In the nick of time, Congress avoided a government shutdown over the weekend, funding the government through mid-November. One issue they’ve yet to solve though is the “child care cliff.”

Sounds ominous, but what is it exactly? Here’s the short version: In 2021, as part of the American Rescue Plan Act, the federal government allocated $24 billion to the “Child Care Stabilization Act.” This funding was a lifeline to child care providers, allowing them to pay employees more, improve quality of care and ultimately, keep their doors open. The problem? Those funds expired on Saturday and the federal government has yet to take any action to extend them. HerMoney recently dug into what the child care cliff will mean for families, as well as the economy. (Hint: It’s not good.) Experts we talked to say the fallout won’t be immediate, but gradually could result in the closure of 70,000 programs and more than three million children losing care.

Bounding box annotations:
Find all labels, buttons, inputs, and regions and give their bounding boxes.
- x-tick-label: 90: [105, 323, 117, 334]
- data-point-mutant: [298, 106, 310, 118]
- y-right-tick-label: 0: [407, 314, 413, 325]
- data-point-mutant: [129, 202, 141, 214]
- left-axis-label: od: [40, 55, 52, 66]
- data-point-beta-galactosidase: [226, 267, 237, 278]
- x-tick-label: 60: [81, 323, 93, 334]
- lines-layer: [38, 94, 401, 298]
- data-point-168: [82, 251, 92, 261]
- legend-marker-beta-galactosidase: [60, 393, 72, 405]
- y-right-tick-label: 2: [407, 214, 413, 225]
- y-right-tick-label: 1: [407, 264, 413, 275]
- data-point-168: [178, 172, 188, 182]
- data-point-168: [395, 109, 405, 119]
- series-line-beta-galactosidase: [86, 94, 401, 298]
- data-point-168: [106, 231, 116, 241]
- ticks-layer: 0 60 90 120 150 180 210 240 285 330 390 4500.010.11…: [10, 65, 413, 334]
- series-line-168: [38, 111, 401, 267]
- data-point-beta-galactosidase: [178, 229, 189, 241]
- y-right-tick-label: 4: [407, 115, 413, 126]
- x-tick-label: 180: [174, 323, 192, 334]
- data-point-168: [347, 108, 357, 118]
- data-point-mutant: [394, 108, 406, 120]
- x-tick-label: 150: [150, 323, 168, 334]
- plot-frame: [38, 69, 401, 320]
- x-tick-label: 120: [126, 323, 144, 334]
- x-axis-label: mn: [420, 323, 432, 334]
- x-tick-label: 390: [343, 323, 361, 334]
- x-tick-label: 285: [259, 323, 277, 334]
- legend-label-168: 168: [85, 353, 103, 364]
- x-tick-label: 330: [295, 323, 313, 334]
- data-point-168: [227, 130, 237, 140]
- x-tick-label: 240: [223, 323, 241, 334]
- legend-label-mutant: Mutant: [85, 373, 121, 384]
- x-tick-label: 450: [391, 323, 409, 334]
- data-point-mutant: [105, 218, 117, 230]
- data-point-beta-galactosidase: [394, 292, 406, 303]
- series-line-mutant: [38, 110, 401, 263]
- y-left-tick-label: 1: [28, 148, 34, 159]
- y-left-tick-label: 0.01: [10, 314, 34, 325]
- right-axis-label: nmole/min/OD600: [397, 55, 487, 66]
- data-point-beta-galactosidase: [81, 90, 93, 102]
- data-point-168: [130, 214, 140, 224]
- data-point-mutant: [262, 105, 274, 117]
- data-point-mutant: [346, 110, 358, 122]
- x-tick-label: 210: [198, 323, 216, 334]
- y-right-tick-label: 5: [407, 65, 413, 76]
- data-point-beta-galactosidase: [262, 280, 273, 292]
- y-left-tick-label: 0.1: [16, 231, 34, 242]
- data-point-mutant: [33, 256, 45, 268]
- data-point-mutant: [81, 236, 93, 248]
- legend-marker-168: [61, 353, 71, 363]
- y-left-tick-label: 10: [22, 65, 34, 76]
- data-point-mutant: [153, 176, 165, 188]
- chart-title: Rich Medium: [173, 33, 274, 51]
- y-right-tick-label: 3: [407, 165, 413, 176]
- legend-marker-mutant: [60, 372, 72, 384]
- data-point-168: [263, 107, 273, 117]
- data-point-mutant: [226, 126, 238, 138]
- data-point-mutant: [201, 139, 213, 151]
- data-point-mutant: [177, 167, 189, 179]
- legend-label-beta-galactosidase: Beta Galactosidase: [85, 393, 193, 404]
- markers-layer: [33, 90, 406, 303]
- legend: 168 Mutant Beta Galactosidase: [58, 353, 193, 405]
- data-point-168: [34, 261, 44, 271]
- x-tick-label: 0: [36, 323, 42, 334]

» Short problem: Write a continuation of the child care cliff article above, beginning right after its final sentence.

» Task output:
Then, you have the economic ripple effect. The Century Foundation, which did an in-depth analysis of the child care cliff’s impact, projects it will result in $9 billion annually in lost earnings.  While the study was able to quantify expected lost wages, Laura Valle-Gutierrez, who worked on the Century Foundation’s report, says there are long-term costs they weren’t able to account for–especially for women, as studies show when child care options go away, it’s disproportionately mothers taking on the responsibility. “It has material costs for them, but then there’s also the longer term costs,” she tells HerMoney. “Lost retirement, maybe lost health insurance and also just losing out on opportunities for advancement.”

If you’re a parent reading this, you’re probably wondering: “What can I do?” Unfortunately, not much, as it’s going to be up to the federal government to figure out both short-term and long-term solutions to a problem that has existed for a long time. For our coverage, HerMoney talked with labor economist and economic policy consultant (and mom) Kathryn Anne Edwards, who had some good advice for parents. “I think it’s important to stress to families that there is no amount of effort that you can put forward that can fix a market failure,” she says. “It is on your government to either decide that market doesn’t matter enough to be saved…or to intervene. That can make you feel all kinds of things about yourself but there’s no effort that you can put in to solve this.”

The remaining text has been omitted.